A run of records:
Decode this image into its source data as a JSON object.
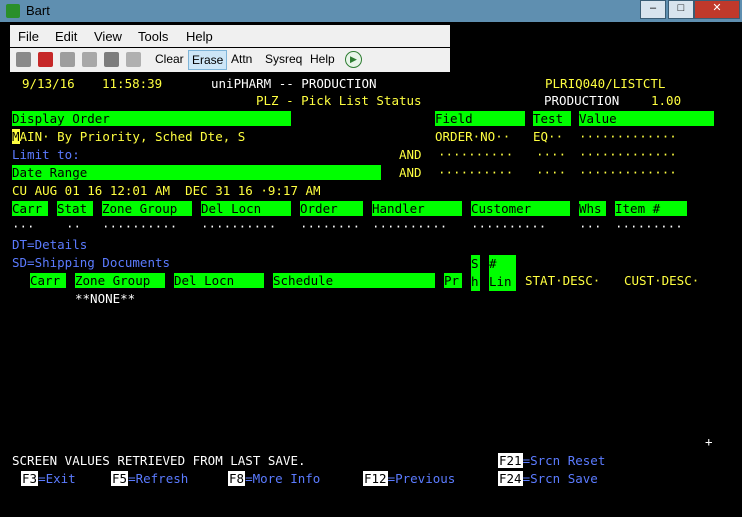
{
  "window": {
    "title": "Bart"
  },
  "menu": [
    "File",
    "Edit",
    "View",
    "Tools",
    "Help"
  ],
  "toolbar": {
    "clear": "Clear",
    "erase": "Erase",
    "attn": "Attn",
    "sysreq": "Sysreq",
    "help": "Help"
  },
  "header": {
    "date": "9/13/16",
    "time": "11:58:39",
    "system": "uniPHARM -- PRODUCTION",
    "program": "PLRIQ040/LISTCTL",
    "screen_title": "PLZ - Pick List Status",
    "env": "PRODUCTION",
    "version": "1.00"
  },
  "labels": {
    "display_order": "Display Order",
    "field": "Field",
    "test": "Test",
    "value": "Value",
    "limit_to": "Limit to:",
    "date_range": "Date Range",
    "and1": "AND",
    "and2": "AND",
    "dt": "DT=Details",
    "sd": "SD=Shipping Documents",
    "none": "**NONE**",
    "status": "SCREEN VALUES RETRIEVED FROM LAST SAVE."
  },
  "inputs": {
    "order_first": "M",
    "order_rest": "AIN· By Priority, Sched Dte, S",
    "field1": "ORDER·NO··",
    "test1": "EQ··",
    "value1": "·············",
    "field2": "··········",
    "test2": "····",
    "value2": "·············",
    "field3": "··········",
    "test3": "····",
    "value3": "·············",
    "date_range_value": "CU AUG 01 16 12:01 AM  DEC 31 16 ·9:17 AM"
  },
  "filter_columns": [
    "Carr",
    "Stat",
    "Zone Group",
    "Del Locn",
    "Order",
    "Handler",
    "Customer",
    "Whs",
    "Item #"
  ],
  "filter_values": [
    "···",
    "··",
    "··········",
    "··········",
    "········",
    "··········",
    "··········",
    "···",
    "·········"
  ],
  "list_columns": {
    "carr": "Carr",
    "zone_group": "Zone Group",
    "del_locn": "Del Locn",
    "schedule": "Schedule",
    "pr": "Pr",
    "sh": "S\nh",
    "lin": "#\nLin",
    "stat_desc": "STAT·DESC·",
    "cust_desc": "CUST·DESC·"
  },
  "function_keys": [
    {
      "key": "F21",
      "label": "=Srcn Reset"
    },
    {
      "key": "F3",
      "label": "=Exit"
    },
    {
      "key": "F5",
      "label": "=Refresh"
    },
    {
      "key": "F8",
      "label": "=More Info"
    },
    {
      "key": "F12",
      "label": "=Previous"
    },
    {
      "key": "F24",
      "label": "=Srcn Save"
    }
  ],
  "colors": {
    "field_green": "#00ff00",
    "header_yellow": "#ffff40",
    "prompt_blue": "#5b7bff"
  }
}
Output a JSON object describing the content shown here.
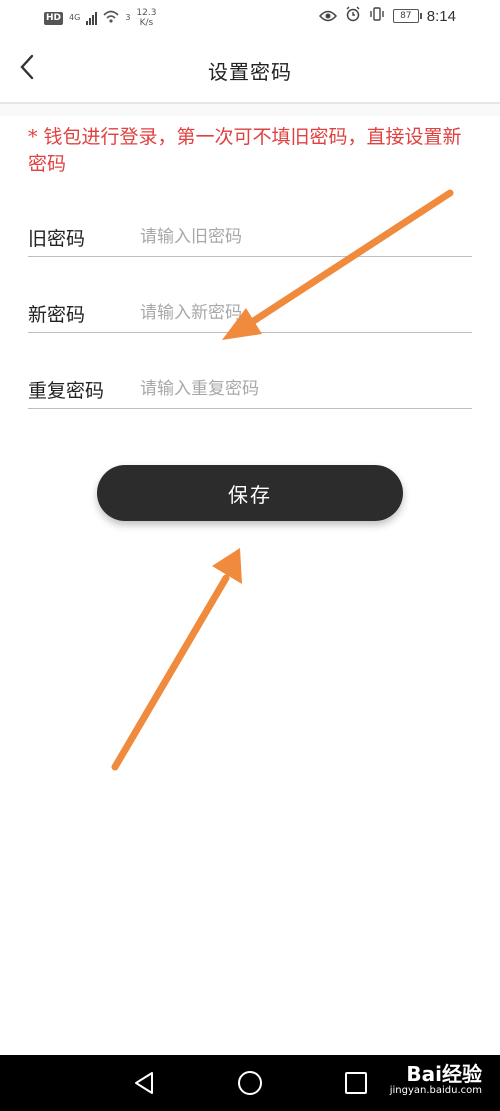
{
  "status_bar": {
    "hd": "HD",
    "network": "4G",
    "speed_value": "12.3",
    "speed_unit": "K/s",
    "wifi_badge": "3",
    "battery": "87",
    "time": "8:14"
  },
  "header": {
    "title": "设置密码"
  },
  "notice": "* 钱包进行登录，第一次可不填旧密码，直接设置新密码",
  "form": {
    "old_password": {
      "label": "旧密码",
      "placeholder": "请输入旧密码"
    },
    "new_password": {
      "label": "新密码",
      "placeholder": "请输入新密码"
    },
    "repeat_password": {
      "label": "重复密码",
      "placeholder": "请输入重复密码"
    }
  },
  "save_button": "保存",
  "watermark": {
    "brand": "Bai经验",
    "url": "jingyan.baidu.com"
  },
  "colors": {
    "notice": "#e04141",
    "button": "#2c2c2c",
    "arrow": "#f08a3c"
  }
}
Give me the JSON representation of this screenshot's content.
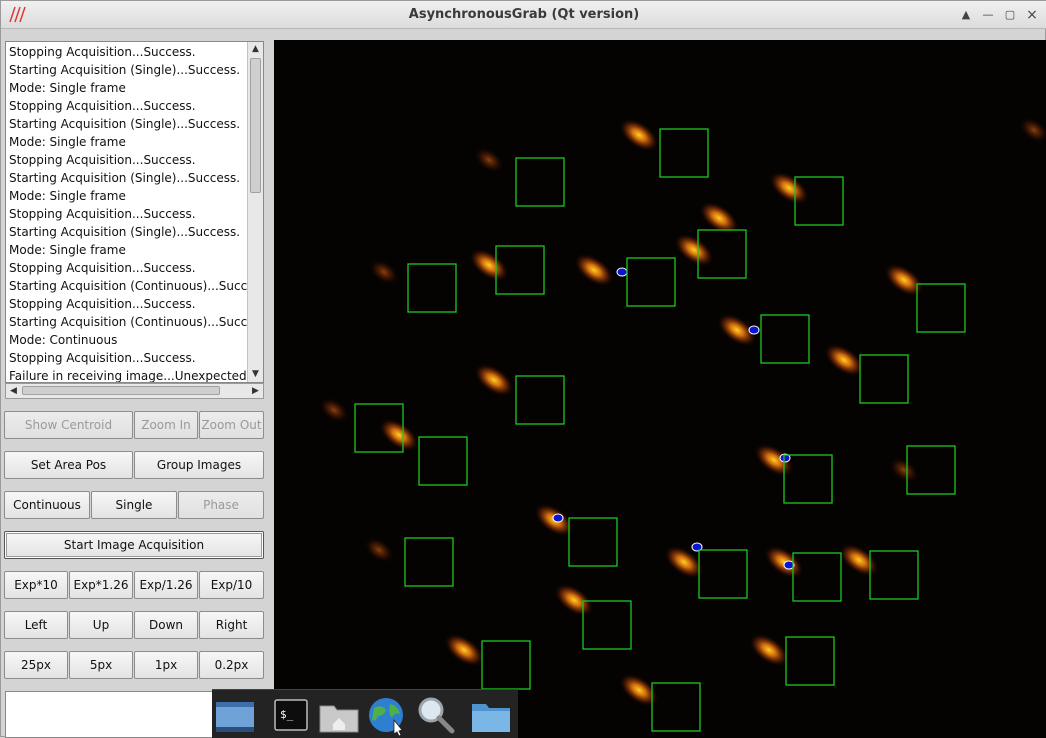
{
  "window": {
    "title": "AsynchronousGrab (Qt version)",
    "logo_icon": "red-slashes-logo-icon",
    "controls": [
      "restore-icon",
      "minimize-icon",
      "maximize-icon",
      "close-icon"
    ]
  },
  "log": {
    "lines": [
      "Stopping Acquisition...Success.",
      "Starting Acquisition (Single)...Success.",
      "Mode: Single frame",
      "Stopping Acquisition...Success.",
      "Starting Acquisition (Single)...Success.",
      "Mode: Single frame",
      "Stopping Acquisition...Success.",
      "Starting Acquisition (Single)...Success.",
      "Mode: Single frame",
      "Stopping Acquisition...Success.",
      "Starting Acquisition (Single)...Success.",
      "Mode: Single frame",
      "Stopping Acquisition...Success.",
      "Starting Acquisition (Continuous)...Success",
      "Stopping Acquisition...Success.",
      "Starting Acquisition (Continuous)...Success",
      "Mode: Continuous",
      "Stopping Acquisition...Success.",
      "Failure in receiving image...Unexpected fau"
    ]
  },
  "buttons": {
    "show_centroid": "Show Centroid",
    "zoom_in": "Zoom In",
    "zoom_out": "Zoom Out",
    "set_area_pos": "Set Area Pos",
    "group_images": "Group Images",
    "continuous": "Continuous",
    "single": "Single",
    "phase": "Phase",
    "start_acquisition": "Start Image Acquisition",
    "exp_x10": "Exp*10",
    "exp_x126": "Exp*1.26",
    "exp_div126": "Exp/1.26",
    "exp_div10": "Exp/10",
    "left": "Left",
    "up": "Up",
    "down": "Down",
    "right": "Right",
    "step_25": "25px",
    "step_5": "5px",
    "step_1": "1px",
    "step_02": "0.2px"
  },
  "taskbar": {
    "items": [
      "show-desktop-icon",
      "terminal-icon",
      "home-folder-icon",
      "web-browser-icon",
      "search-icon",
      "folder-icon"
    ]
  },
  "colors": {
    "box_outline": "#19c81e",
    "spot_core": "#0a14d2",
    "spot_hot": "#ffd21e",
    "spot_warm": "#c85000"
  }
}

Requirement:
Return the material exactly as given, apart from the pictures.

Result for this task:
Decode this image into its source data as a JSON object.
{
  "window": {
    "title": "Bart"
  },
  "menu": [
    "File",
    "Edit",
    "View",
    "Tools",
    "Help"
  ],
  "toolbar": {
    "clear": "Clear",
    "erase": "Erase",
    "attn": "Attn",
    "sysreq": "Sysreq",
    "help": "Help"
  },
  "header": {
    "date": "9/13/16",
    "time": "11:58:39",
    "system": "uniPHARM -- PRODUCTION",
    "program": "PLRIQ040/LISTCTL",
    "screen_title": "PLZ - Pick List Status",
    "env": "PRODUCTION",
    "version": "1.00"
  },
  "labels": {
    "display_order": "Display Order",
    "field": "Field",
    "test": "Test",
    "value": "Value",
    "limit_to": "Limit to:",
    "date_range": "Date Range",
    "and1": "AND",
    "and2": "AND",
    "dt": "DT=Details",
    "sd": "SD=Shipping Documents",
    "none": "**NONE**",
    "status": "SCREEN VALUES RETRIEVED FROM LAST SAVE."
  },
  "inputs": {
    "order_first": "M",
    "order_rest": "AIN· By Priority, Sched Dte, S",
    "field1": "ORDER·NO··",
    "test1": "EQ··",
    "value1": "·············",
    "field2": "··········",
    "test2": "····",
    "value2": "·············",
    "field3": "··········",
    "test3": "····",
    "value3": "·············",
    "date_range_value": "CU AUG 01 16 12:01 AM  DEC 31 16 ·9:17 AM"
  },
  "filter_columns": [
    "Carr",
    "Stat",
    "Zone Group",
    "Del Locn",
    "Order",
    "Handler",
    "Customer",
    "Whs",
    "Item #"
  ],
  "filter_values": [
    "···",
    "··",
    "··········",
    "··········",
    "········",
    "··········",
    "··········",
    "···",
    "·········"
  ],
  "list_columns": {
    "carr": "Carr",
    "zone_group": "Zone Group",
    "del_locn": "Del Locn",
    "schedule": "Schedule",
    "pr": "Pr",
    "sh": "S\nh",
    "lin": "#\nLin",
    "stat_desc": "STAT·DESC·",
    "cust_desc": "CUST·DESC·"
  },
  "function_keys": [
    {
      "key": "F21",
      "label": "=Srcn Reset"
    },
    {
      "key": "F3",
      "label": "=Exit"
    },
    {
      "key": "F5",
      "label": "=Refresh"
    },
    {
      "key": "F8",
      "label": "=More Info"
    },
    {
      "key": "F12",
      "label": "=Previous"
    },
    {
      "key": "F24",
      "label": "=Srcn Save"
    }
  ],
  "colors": {
    "field_green": "#00ff00",
    "header_yellow": "#ffff40",
    "prompt_blue": "#5b7bff"
  }
}
Output a JSON object describing the content shown here.
{
  "status_bar": {
    "hd": "HD",
    "network": "4G",
    "speed_value": "12.3",
    "speed_unit": "K/s",
    "wifi_badge": "3",
    "battery": "87",
    "time": "8:14"
  },
  "header": {
    "title": "设置密码"
  },
  "notice": "* 钱包进行登录，第一次可不填旧密码，直接设置新密码",
  "form": {
    "old_password": {
      "label": "旧密码",
      "placeholder": "请输入旧密码"
    },
    "new_password": {
      "label": "新密码",
      "placeholder": "请输入新密码"
    },
    "repeat_password": {
      "label": "重复密码",
      "placeholder": "请输入重复密码"
    }
  },
  "save_button": "保存",
  "watermark": {
    "brand": "Bai经验",
    "url": "jingyan.baidu.com"
  },
  "colors": {
    "notice": "#e04141",
    "button": "#2c2c2c",
    "arrow": "#f08a3c"
  }
}
Give me the JSON representation of this screenshot's content.
{
  "window": {
    "title": "AsynchronousGrab (Qt version)",
    "logo_icon": "red-slashes-logo-icon",
    "controls": [
      "restore-icon",
      "minimize-icon",
      "maximize-icon",
      "close-icon"
    ]
  },
  "log": {
    "lines": [
      "Stopping Acquisition...Success.",
      "Starting Acquisition (Single)...Success.",
      "Mode: Single frame",
      "Stopping Acquisition...Success.",
      "Starting Acquisition (Single)...Success.",
      "Mode: Single frame",
      "Stopping Acquisition...Success.",
      "Starting Acquisition (Single)...Success.",
      "Mode: Single frame",
      "Stopping Acquisition...Success.",
      "Starting Acquisition (Single)...Success.",
      "Mode: Single frame",
      "Stopping Acquisition...Success.",
      "Starting Acquisition (Continuous)...Success",
      "Stopping Acquisition...Success.",
      "Starting Acquisition (Continuous)...Success",
      "Mode: Continuous",
      "Stopping Acquisition...Success.",
      "Failure in receiving image...Unexpected fau"
    ]
  },
  "buttons": {
    "show_centroid": "Show Centroid",
    "zoom_in": "Zoom In",
    "zoom_out": "Zoom Out",
    "set_area_pos": "Set Area Pos",
    "group_images": "Group Images",
    "continuous": "Continuous",
    "single": "Single",
    "phase": "Phase",
    "start_acquisition": "Start Image Acquisition",
    "exp_x10": "Exp*10",
    "exp_x126": "Exp*1.26",
    "exp_div126": "Exp/1.26",
    "exp_div10": "Exp/10",
    "left": "Left",
    "up": "Up",
    "down": "Down",
    "right": "Right",
    "step_25": "25px",
    "step_5": "5px",
    "step_1": "1px",
    "step_02": "0.2px"
  },
  "taskbar": {
    "items": [
      "show-desktop-icon",
      "terminal-icon",
      "home-folder-icon",
      "web-browser-icon",
      "search-icon",
      "folder-icon"
    ]
  },
  "colors": {
    "box_outline": "#19c81e",
    "spot_core": "#0a14d2",
    "spot_hot": "#ffd21e",
    "spot_warm": "#c85000"
  }
}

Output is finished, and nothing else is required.